• _Instruction_
Reproduce the records below in their entirety, character for character.
--- START ---
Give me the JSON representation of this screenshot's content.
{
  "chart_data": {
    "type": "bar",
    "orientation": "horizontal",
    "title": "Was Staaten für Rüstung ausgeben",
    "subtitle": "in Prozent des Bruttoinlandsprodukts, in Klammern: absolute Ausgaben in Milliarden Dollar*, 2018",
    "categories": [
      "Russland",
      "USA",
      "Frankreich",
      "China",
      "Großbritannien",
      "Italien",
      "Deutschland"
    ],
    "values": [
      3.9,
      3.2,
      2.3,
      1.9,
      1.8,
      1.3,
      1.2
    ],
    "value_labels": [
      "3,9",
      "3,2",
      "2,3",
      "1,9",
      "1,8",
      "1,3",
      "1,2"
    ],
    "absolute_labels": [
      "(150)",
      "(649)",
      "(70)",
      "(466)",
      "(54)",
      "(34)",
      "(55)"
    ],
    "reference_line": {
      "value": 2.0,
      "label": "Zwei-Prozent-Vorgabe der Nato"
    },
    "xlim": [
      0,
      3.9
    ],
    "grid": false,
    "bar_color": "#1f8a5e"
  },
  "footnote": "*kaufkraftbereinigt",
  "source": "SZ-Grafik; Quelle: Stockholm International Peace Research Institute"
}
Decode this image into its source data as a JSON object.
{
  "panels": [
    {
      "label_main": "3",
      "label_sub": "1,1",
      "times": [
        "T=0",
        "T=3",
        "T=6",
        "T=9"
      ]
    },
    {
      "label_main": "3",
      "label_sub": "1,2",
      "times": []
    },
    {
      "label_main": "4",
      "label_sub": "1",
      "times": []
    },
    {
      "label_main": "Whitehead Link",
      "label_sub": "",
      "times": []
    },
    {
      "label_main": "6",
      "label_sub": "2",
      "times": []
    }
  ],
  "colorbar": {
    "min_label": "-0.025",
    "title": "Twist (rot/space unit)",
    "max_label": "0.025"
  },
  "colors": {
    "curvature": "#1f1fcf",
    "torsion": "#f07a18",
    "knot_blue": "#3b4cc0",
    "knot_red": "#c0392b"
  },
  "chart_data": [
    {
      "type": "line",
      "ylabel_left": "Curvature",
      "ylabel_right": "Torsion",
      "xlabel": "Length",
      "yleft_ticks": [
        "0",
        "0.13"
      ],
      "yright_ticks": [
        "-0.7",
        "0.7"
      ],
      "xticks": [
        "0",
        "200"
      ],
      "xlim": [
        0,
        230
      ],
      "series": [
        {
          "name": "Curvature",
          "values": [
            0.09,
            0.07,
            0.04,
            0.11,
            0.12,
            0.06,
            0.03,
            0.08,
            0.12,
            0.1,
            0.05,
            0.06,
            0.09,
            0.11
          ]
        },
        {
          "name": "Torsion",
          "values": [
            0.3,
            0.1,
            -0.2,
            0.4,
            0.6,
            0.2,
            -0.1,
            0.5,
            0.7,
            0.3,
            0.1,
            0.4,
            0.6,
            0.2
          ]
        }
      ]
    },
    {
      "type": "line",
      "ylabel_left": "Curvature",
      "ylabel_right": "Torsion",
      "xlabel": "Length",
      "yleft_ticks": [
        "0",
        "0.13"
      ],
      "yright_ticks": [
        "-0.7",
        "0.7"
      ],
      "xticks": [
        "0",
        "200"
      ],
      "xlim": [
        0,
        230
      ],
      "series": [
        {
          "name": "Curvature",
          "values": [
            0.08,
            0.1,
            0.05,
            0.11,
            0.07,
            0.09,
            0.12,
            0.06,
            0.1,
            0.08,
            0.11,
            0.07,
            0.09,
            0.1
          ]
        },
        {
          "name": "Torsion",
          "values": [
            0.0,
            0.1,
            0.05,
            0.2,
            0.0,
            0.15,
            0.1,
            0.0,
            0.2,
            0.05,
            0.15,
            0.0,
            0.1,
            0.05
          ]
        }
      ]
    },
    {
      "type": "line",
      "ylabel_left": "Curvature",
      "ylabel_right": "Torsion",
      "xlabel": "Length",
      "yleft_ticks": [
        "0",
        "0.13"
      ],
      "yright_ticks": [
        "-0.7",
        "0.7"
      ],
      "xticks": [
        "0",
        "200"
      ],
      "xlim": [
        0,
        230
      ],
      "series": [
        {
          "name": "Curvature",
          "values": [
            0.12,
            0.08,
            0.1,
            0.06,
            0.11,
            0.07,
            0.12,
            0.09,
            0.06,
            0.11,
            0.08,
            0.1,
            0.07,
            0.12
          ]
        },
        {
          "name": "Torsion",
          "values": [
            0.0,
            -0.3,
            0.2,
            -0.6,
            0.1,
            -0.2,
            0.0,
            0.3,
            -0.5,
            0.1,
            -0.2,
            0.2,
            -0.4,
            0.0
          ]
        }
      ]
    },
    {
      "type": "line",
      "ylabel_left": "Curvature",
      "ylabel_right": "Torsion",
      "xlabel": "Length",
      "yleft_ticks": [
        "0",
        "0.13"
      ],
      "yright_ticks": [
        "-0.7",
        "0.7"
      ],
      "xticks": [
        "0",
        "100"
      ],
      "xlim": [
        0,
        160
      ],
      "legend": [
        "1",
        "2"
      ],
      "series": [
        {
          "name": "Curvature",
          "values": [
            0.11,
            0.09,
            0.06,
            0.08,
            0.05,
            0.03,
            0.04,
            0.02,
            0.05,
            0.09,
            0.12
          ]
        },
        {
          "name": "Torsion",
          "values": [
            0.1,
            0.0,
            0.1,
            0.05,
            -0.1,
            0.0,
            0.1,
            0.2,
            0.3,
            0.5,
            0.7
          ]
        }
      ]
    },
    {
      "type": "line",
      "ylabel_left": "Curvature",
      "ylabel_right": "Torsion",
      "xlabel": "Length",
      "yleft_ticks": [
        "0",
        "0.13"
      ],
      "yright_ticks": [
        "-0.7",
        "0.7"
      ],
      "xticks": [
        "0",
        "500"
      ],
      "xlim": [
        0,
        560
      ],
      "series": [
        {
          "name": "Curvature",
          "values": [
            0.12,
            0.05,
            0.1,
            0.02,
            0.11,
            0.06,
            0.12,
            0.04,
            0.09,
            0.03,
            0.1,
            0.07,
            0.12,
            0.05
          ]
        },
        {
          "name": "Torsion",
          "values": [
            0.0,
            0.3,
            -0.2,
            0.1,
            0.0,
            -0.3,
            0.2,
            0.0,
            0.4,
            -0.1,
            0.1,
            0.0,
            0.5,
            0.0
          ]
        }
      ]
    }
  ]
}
--- END ---
• _The completed task_
Give me the JSON representation of this screenshot's content.
{
  "chart_data": {
    "type": "bar",
    "orientation": "horizontal",
    "title": "Was Staaten für Rüstung ausgeben",
    "subtitle": "in Prozent des Bruttoinlandsprodukts, in Klammern: absolute Ausgaben in Milliarden Dollar*, 2018",
    "categories": [
      "Russland",
      "USA",
      "Frankreich",
      "China",
      "Großbritannien",
      "Italien",
      "Deutschland"
    ],
    "values": [
      3.9,
      3.2,
      2.3,
      1.9,
      1.8,
      1.3,
      1.2
    ],
    "value_labels": [
      "3,9",
      "3,2",
      "2,3",
      "1,9",
      "1,8",
      "1,3",
      "1,2"
    ],
    "absolute_labels": [
      "(150)",
      "(649)",
      "(70)",
      "(466)",
      "(54)",
      "(34)",
      "(55)"
    ],
    "reference_line": {
      "value": 2.0,
      "label": "Zwei-Prozent-Vorgabe der Nato"
    },
    "xlim": [
      0,
      3.9
    ],
    "grid": false,
    "bar_color": "#1f8a5e"
  },
  "footnote": "*kaufkraftbereinigt",
  "source": "SZ-Grafik; Quelle: Stockholm International Peace Research Institute"
}
Decode this image into its source data as a JSON object.
{
  "panels": [
    {
      "label_main": "3",
      "label_sub": "1,1",
      "times": [
        "T=0",
        "T=3",
        "T=6",
        "T=9"
      ]
    },
    {
      "label_main": "3",
      "label_sub": "1,2",
      "times": []
    },
    {
      "label_main": "4",
      "label_sub": "1",
      "times": []
    },
    {
      "label_main": "Whitehead Link",
      "label_sub": "",
      "times": []
    },
    {
      "label_main": "6",
      "label_sub": "2",
      "times": []
    }
  ],
  "colorbar": {
    "min_label": "-0.025",
    "title": "Twist (rot/space unit)",
    "max_label": "0.025"
  },
  "colors": {
    "curvature": "#1f1fcf",
    "torsion": "#f07a18",
    "knot_blue": "#3b4cc0",
    "knot_red": "#c0392b"
  },
  "chart_data": [
    {
      "type": "line",
      "ylabel_left": "Curvature",
      "ylabel_right": "Torsion",
      "xlabel": "Length",
      "yleft_ticks": [
        "0",
        "0.13"
      ],
      "yright_ticks": [
        "-0.7",
        "0.7"
      ],
      "xticks": [
        "0",
        "200"
      ],
      "xlim": [
        0,
        230
      ],
      "series": [
        {
          "name": "Curvature",
          "values": [
            0.09,
            0.07,
            0.04,
            0.11,
            0.12,
            0.06,
            0.03,
            0.08,
            0.12,
            0.1,
            0.05,
            0.06,
            0.09,
            0.11
          ]
        },
        {
          "name": "Torsion",
          "values": [
            0.3,
            0.1,
            -0.2,
            0.4,
            0.6,
            0.2,
            -0.1,
            0.5,
            0.7,
            0.3,
            0.1,
            0.4,
            0.6,
            0.2
          ]
        }
      ]
    },
    {
      "type": "line",
      "ylabel_left": "Curvature",
      "ylabel_right": "Torsion",
      "xlabel": "Length",
      "yleft_ticks": [
        "0",
        "0.13"
      ],
      "yright_ticks": [
        "-0.7",
        "0.7"
      ],
      "xticks": [
        "0",
        "200"
      ],
      "xlim": [
        0,
        230
      ],
      "series": [
        {
          "name": "Curvature",
          "values": [
            0.08,
            0.1,
            0.05,
            0.11,
            0.07,
            0.09,
            0.12,
            0.06,
            0.1,
            0.08,
            0.11,
            0.07,
            0.09,
            0.1
          ]
        },
        {
          "name": "Torsion",
          "values": [
            0.0,
            0.1,
            0.05,
            0.2,
            0.0,
            0.15,
            0.1,
            0.0,
            0.2,
            0.05,
            0.15,
            0.0,
            0.1,
            0.05
          ]
        }
      ]
    },
    {
      "type": "line",
      "ylabel_left": "Curvature",
      "ylabel_right": "Torsion",
      "xlabel": "Length",
      "yleft_ticks": [
        "0",
        "0.13"
      ],
      "yright_ticks": [
        "-0.7",
        "0.7"
      ],
      "xticks": [
        "0",
        "200"
      ],
      "xlim": [
        0,
        230
      ],
      "series": [
        {
          "name": "Curvature",
          "values": [
            0.12,
            0.08,
            0.1,
            0.06,
            0.11,
            0.07,
            0.12,
            0.09,
            0.06,
            0.11,
            0.08,
            0.1,
            0.07,
            0.12
          ]
        },
        {
          "name": "Torsion",
          "values": [
            0.0,
            -0.3,
            0.2,
            -0.6,
            0.1,
            -0.2,
            0.0,
            0.3,
            -0.5,
            0.1,
            -0.2,
            0.2,
            -0.4,
            0.0
          ]
        }
      ]
    },
    {
      "type": "line",
      "ylabel_left": "Curvature",
      "ylabel_right": "Torsion",
      "xlabel": "Length",
      "yleft_ticks": [
        "0",
        "0.13"
      ],
      "yright_ticks": [
        "-0.7",
        "0.7"
      ],
      "xticks": [
        "0",
        "100"
      ],
      "xlim": [
        0,
        160
      ],
      "legend": [
        "1",
        "2"
      ],
      "series": [
        {
          "name": "Curvature",
          "values": [
            0.11,
            0.09,
            0.06,
            0.08,
            0.05,
            0.03,
            0.04,
            0.02,
            0.05,
            0.09,
            0.12
          ]
        },
        {
          "name": "Torsion",
          "values": [
            0.1,
            0.0,
            0.1,
            0.05,
            -0.1,
            0.0,
            0.1,
            0.2,
            0.3,
            0.5,
            0.7
          ]
        }
      ]
    },
    {
      "type": "line",
      "ylabel_left": "Curvature",
      "ylabel_right": "Torsion",
      "xlabel": "Length",
      "yleft_ticks": [
        "0",
        "0.13"
      ],
      "yright_ticks": [
        "-0.7",
        "0.7"
      ],
      "xticks": [
        "0",
        "500"
      ],
      "xlim": [
        0,
        560
      ],
      "series": [
        {
          "name": "Curvature",
          "values": [
            0.12,
            0.05,
            0.1,
            0.02,
            0.11,
            0.06,
            0.12,
            0.04,
            0.09,
            0.03,
            0.1,
            0.07,
            0.12,
            0.05
          ]
        },
        {
          "name": "Torsion",
          "values": [
            0.0,
            0.3,
            -0.2,
            0.1,
            0.0,
            -0.3,
            0.2,
            0.0,
            0.4,
            -0.1,
            0.1,
            0.0,
            0.5,
            0.0
          ]
        }
      ]
    }
  ]
}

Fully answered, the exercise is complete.